Extract the full listing below without altering a single character.

[Records contained in a dataset]
--

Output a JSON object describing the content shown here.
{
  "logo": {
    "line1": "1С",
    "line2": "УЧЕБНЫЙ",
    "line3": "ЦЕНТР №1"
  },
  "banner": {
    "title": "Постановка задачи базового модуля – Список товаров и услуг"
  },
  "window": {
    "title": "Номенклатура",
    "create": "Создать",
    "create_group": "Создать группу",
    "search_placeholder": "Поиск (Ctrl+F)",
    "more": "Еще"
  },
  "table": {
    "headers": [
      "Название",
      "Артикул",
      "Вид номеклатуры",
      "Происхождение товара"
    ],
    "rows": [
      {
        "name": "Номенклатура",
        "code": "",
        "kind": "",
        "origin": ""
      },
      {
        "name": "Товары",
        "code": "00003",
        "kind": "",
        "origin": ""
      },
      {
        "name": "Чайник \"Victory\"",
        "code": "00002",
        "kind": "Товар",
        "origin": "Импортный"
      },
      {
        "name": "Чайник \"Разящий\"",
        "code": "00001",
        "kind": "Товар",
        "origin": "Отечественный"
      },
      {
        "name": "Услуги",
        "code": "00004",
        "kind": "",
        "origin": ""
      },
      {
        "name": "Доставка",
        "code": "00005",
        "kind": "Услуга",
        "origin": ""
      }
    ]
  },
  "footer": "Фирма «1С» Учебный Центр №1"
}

--

(The answer):
Output a JSON object describing the content shown here.
{
  "logo": {
    "line1": "1С",
    "line2": "УЧЕБНЫЙ",
    "line3": "ЦЕНТР №1"
  },
  "banner": {
    "title": "Постановка задачи базового модуля – Список товаров и услуг"
  },
  "window": {
    "title": "Номенклатура",
    "create": "Создать",
    "create_group": "Создать группу",
    "search_placeholder": "Поиск (Ctrl+F)",
    "more": "Еще"
  },
  "table": {
    "headers": [
      "Название",
      "Артикул",
      "Вид номеклатуры",
      "Происхождение товара"
    ],
    "rows": [
      {
        "name": "Номенклатура",
        "code": "",
        "kind": "",
        "origin": ""
      },
      {
        "name": "Товары",
        "code": "00003",
        "kind": "",
        "origin": ""
      },
      {
        "name": "Чайник \"Victory\"",
        "code": "00002",
        "kind": "Товар",
        "origin": "Импортный"
      },
      {
        "name": "Чайник \"Разящий\"",
        "code": "00001",
        "kind": "Товар",
        "origin": "Отечественный"
      },
      {
        "name": "Услуги",
        "code": "00004",
        "kind": "",
        "origin": ""
      },
      {
        "name": "Доставка",
        "code": "00005",
        "kind": "Услуга",
        "origin": ""
      }
    ]
  },
  "footer": "Фирма «1С» Учебный Центр №1"
}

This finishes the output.